■ What you will do
Identify each line below containing the string "изложений" and copy it.

------------------------------------------------------------

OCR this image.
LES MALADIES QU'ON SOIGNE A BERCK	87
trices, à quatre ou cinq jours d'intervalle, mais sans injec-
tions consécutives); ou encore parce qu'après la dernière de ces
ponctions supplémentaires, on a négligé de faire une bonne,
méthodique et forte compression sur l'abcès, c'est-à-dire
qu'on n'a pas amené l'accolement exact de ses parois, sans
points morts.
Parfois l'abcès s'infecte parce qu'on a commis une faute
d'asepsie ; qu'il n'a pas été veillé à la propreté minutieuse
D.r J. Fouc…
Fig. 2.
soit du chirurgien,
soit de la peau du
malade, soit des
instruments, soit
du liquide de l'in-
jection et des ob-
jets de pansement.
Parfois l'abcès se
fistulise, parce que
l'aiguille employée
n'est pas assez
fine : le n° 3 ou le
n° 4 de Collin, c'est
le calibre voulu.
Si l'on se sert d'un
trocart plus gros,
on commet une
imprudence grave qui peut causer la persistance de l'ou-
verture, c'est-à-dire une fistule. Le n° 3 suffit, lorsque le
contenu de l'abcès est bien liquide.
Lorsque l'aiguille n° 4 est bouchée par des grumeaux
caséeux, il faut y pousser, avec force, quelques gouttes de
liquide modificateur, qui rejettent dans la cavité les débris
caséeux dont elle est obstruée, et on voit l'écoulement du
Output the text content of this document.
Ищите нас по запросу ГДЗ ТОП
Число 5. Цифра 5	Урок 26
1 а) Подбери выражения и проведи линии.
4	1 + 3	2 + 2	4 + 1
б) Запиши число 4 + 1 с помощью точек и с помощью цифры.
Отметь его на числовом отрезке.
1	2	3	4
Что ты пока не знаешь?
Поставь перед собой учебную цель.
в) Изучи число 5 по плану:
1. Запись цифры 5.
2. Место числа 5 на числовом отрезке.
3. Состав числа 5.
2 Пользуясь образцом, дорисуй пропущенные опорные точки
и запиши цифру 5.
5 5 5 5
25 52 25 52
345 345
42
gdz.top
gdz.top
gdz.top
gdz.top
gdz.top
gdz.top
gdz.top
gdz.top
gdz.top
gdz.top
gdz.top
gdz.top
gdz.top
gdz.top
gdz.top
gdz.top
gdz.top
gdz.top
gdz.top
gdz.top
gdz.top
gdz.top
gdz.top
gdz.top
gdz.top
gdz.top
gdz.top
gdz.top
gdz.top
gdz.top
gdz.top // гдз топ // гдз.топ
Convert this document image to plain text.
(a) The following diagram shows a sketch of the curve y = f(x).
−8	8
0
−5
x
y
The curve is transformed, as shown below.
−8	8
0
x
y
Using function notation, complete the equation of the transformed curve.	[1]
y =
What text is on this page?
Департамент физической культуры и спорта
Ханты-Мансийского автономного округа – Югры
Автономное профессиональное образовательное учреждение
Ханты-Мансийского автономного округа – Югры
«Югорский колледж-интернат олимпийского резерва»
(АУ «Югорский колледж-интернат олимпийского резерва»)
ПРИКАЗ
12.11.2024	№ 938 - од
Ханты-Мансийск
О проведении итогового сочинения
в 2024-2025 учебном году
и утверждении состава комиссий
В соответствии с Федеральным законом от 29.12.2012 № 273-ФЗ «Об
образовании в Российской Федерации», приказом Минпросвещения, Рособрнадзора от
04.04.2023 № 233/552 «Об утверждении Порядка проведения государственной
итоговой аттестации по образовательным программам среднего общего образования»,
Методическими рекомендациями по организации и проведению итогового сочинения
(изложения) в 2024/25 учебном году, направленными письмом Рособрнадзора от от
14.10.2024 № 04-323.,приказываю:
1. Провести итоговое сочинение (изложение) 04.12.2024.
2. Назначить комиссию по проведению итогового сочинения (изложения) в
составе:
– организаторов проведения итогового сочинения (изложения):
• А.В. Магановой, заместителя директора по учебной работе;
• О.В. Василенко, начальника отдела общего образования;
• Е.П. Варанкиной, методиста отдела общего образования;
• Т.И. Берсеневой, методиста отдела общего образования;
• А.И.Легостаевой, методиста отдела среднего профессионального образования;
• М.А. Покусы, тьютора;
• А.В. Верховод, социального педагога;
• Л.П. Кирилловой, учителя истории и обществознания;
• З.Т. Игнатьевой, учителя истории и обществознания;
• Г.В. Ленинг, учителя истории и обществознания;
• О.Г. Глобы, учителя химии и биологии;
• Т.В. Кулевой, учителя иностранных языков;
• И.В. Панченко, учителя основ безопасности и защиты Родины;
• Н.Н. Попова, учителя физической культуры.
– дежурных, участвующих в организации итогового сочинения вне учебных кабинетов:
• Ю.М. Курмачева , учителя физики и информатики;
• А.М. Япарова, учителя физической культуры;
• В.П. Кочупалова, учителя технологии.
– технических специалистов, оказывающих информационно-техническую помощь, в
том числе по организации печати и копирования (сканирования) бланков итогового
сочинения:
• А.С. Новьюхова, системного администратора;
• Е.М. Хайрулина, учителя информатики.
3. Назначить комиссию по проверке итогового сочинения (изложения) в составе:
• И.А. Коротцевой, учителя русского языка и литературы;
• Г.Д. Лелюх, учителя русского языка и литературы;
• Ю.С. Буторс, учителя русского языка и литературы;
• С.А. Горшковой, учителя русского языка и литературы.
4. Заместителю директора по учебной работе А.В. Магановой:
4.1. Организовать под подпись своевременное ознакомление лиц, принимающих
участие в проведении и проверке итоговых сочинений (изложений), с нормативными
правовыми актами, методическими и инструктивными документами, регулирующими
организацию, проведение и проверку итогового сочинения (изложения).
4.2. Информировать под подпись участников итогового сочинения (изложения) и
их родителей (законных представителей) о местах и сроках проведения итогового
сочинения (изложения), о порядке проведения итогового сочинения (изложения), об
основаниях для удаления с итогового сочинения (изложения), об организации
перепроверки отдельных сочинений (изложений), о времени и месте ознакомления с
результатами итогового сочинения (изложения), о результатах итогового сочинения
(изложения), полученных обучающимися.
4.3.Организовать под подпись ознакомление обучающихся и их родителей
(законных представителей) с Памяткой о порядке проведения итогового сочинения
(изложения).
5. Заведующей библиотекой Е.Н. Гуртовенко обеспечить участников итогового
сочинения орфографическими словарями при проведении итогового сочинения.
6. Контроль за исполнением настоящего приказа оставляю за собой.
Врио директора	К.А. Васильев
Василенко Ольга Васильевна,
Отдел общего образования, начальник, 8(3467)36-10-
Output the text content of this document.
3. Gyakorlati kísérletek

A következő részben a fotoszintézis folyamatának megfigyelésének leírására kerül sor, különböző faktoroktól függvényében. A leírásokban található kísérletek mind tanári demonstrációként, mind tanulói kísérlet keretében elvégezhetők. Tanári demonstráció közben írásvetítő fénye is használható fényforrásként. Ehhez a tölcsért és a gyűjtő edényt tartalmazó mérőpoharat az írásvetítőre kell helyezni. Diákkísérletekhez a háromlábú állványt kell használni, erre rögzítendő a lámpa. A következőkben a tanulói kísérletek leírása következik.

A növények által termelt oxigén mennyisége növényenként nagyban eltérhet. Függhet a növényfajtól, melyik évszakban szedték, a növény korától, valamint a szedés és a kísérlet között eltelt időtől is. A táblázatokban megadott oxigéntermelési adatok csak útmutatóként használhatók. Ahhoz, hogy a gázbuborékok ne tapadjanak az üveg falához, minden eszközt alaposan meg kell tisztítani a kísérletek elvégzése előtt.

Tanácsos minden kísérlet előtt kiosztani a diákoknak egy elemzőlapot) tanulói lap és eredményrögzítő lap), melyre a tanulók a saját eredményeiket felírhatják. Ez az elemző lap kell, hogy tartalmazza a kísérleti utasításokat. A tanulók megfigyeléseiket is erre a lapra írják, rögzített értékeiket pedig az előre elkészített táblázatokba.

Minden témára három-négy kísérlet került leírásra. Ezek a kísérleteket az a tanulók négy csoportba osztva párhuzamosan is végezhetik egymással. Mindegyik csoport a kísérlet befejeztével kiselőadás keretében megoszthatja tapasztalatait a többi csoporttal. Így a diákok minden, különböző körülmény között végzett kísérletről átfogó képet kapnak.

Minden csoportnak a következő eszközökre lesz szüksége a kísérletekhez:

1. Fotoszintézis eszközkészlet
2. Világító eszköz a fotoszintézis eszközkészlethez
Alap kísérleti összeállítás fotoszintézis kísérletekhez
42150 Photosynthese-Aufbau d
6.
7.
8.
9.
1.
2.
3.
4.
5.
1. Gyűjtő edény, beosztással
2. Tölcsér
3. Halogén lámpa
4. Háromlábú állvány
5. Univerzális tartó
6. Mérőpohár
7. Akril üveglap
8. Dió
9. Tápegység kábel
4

------------------------------------------------------------

■ Task answer
участие в проведении и проверке итоговых сочинений (изложений), с нормативными
перепроверки отдельных сочинений (изложений), о времени и месте ознакомления с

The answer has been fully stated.